### Aim of the exercise:
Transcribe each line of the material as it is, and drop any picture.

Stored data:
** START **

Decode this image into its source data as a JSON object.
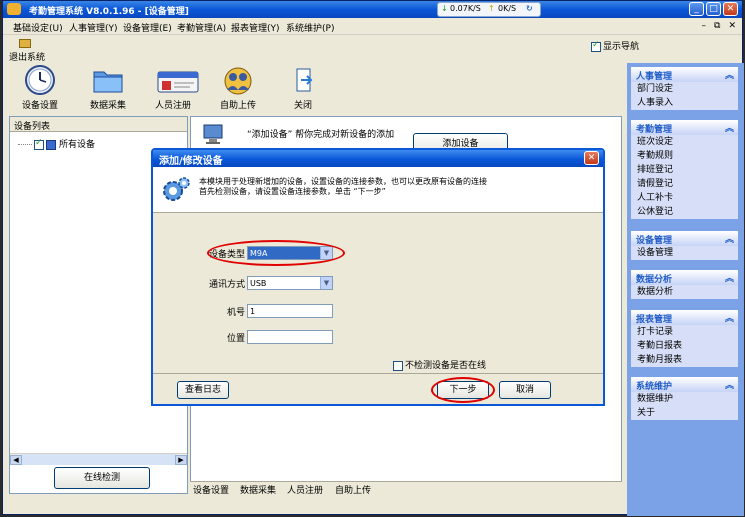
{
  "window": {
    "title": "考勤管理系统 V8.0.1.96 - [设备管理]",
    "speed": {
      "down": "0.07K/S",
      "up": "0K/S"
    }
  },
  "menu": {
    "items": [
      "基础设定(U)",
      "人事管理(Y)",
      "设备管理(E)",
      "考勤管理(A)",
      "报表管理(Y)",
      "系统维护(P)"
    ]
  },
  "toolbar": {
    "exit_label": "退出系统",
    "show_nav_label": "显示导航",
    "buttons": [
      "设备设置",
      "数据采集",
      "人员注册",
      "自助上传",
      "关闭"
    ]
  },
  "device_list": {
    "header": "设备列表",
    "root_item": "所有设备",
    "online_check_button": "在线检测"
  },
  "center": {
    "hint": "“添加设备” 帮你完成对新设备的添加",
    "add_button": "添加设备"
  },
  "bottom_tabs": [
    "设备设置",
    "数据采集",
    "人员注册",
    "自助上传"
  ],
  "nav": {
    "groups": [
      {
        "title": "人事管理",
        "items": [
          "部门设定",
          "人事录入"
        ]
      },
      {
        "title": "考勤管理",
        "items": [
          "班次设定",
          "考勤规则",
          "排班登记",
          "请假登记",
          "人工补卡",
          "公休登记"
        ]
      },
      {
        "title": "设备管理",
        "items": [
          "设备管理"
        ]
      },
      {
        "title": "数据分析",
        "items": [
          "数据分析"
        ]
      },
      {
        "title": "报表管理",
        "items": [
          "打卡记录",
          "考勤日报表",
          "考勤月报表"
        ]
      },
      {
        "title": "系统维护",
        "items": [
          "数据维护",
          "关于"
        ]
      }
    ]
  },
  "dialog": {
    "title": "添加/修改设备",
    "desc_line1": "本模块用于处理新增加的设备，设置设备的连接参数，也可以更改原有设备的连接",
    "desc_line2": "首先检测设备，请设置设备连接参数，单击 “下一步”",
    "device_type_label": "设备类型",
    "device_type_value": "M9A",
    "comm_label": "通讯方式",
    "comm_value": "USB",
    "machine_no_label": "机号",
    "machine_no_value": "1",
    "location_label": "位置",
    "location_value": "",
    "no_check_label": "不检测设备是否在线",
    "log_button": "查看日志",
    "next_button": "下一步",
    "cancel_button": "取消"
  },
  "colors": {
    "titlebar": "#0a57d8",
    "nav_background": "#7ba2e7",
    "annotation": "#e00000",
    "selection": "#316ac5"
  }
}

** END **

### Completed exercise:
Decode this image into its source data as a JSON object.
{
  "window": {
    "title": "考勤管理系统 V8.0.1.96 - [设备管理]",
    "speed": {
      "down": "0.07K/S",
      "up": "0K/S"
    }
  },
  "menu": {
    "items": [
      "基础设定(U)",
      "人事管理(Y)",
      "设备管理(E)",
      "考勤管理(A)",
      "报表管理(Y)",
      "系统维护(P)"
    ]
  },
  "toolbar": {
    "exit_label": "退出系统",
    "show_nav_label": "显示导航",
    "buttons": [
      "设备设置",
      "数据采集",
      "人员注册",
      "自助上传",
      "关闭"
    ]
  },
  "device_list": {
    "header": "设备列表",
    "root_item": "所有设备",
    "online_check_button": "在线检测"
  },
  "center": {
    "hint": "“添加设备” 帮你完成对新设备的添加",
    "add_button": "添加设备"
  },
  "bottom_tabs": [
    "设备设置",
    "数据采集",
    "人员注册",
    "自助上传"
  ],
  "nav": {
    "groups": [
      {
        "title": "人事管理",
        "items": [
          "部门设定",
          "人事录入"
        ]
      },
      {
        "title": "考勤管理",
        "items": [
          "班次设定",
          "考勤规则",
          "排班登记",
          "请假登记",
          "人工补卡",
          "公休登记"
        ]
      },
      {
        "title": "设备管理",
        "items": [
          "设备管理"
        ]
      },
      {
        "title": "数据分析",
        "items": [
          "数据分析"
        ]
      },
      {
        "title": "报表管理",
        "items": [
          "打卡记录",
          "考勤日报表",
          "考勤月报表"
        ]
      },
      {
        "title": "系统维护",
        "items": [
          "数据维护",
          "关于"
        ]
      }
    ]
  },
  "dialog": {
    "title": "添加/修改设备",
    "desc_line1": "本模块用于处理新增加的设备，设置设备的连接参数，也可以更改原有设备的连接",
    "desc_line2": "首先检测设备，请设置设备连接参数，单击 “下一步”",
    "device_type_label": "设备类型",
    "device_type_value": "M9A",
    "comm_label": "通讯方式",
    "comm_value": "USB",
    "machine_no_label": "机号",
    "machine_no_value": "1",
    "location_label": "位置",
    "location_value": "",
    "no_check_label": "不检测设备是否在线",
    "log_button": "查看日志",
    "next_button": "下一步",
    "cancel_button": "取消"
  },
  "colors": {
    "titlebar": "#0a57d8",
    "nav_background": "#7ba2e7",
    "annotation": "#e00000",
    "selection": "#316ac5"
  }
}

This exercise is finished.